▸ **Task instructions**
Search the material for the word "Shelley" and report each line where it turns up.

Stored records

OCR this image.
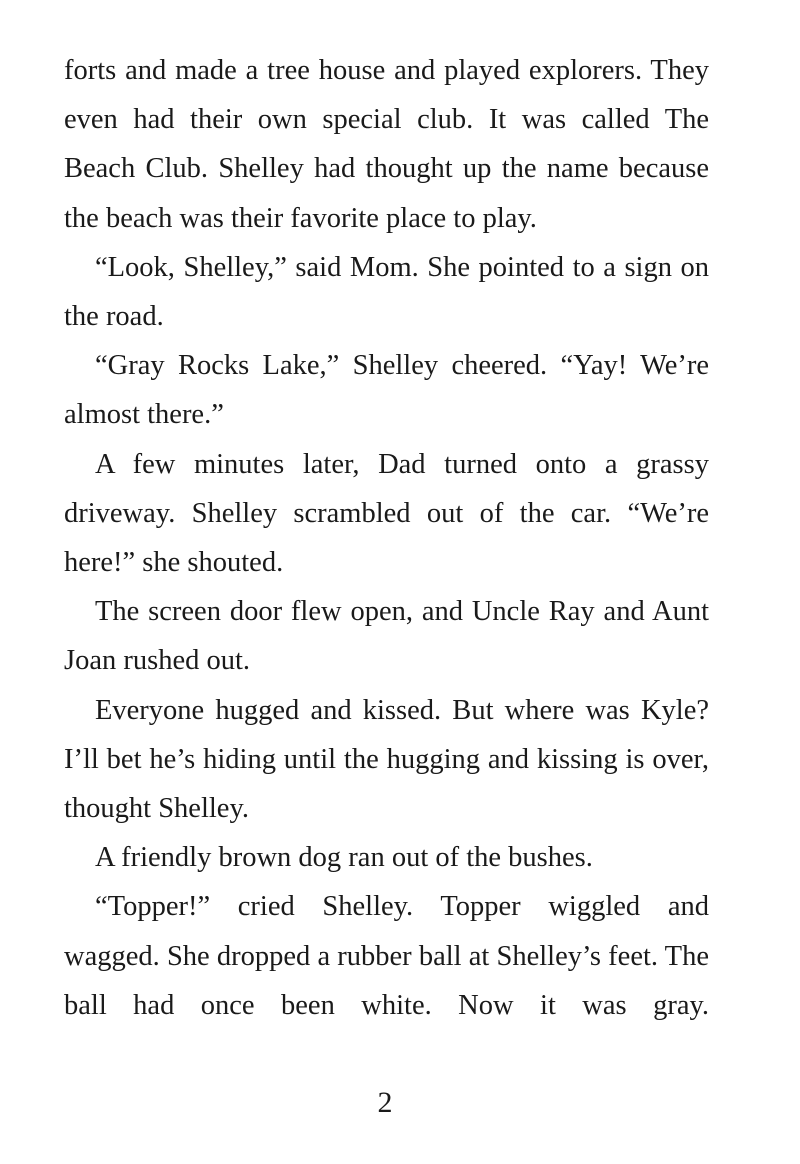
forts and made a tree house and played explorers. They even had their own special club. It was called The Beach Club. Shelley had thought up the name because the beach was their favorite place to play.

“Look, Shelley,” said Mom. She pointed to a sign on the road.

“Gray Rocks Lake,” Shelley cheered. “Yay! We’re almost there.”

A few minutes later, Dad turned onto a grassy driveway. Shelley scrambled out of the car. “We’re here!” she shouted.

The screen door flew open, and Uncle Ray and Aunt Joan rushed out.

Everyone hugged and kissed. But where was Kyle? I’ll bet he’s hiding until the hugging and kissing is over, thought Shelley.

A friendly brown dog ran out of the bushes.

“Topper!” cried Shelley. Topper wiggled and wagged. She dropped a rubber ball at Shelley’s feet. The ball had once been white. Now it was gray.

2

▸ **Output below**
forts and made a tree house and played explorers. They even had their own special club. It was called The Beach Club. Shelley had thought up the name because the beach was their favorite place to play.
“Look, Shelley,” said Mom. She pointed to a sign on the road.
“Gray Rocks Lake,” Shelley cheered. “Yay! We’re almost there.”
A few minutes later, Dad turned onto a grassy driveway. Shelley scrambled out of the car. “We’re here!” she shouted.
Everyone hugged and kissed. But where was Kyle? I’ll bet he’s hiding until the hugging and kissing is over, thought Shelley.
“Topper!” cried Shelley. Topper wiggled and wagged. She dropped a rubber ball at Shelley’s feet. The ball had once been white. Now it was gray.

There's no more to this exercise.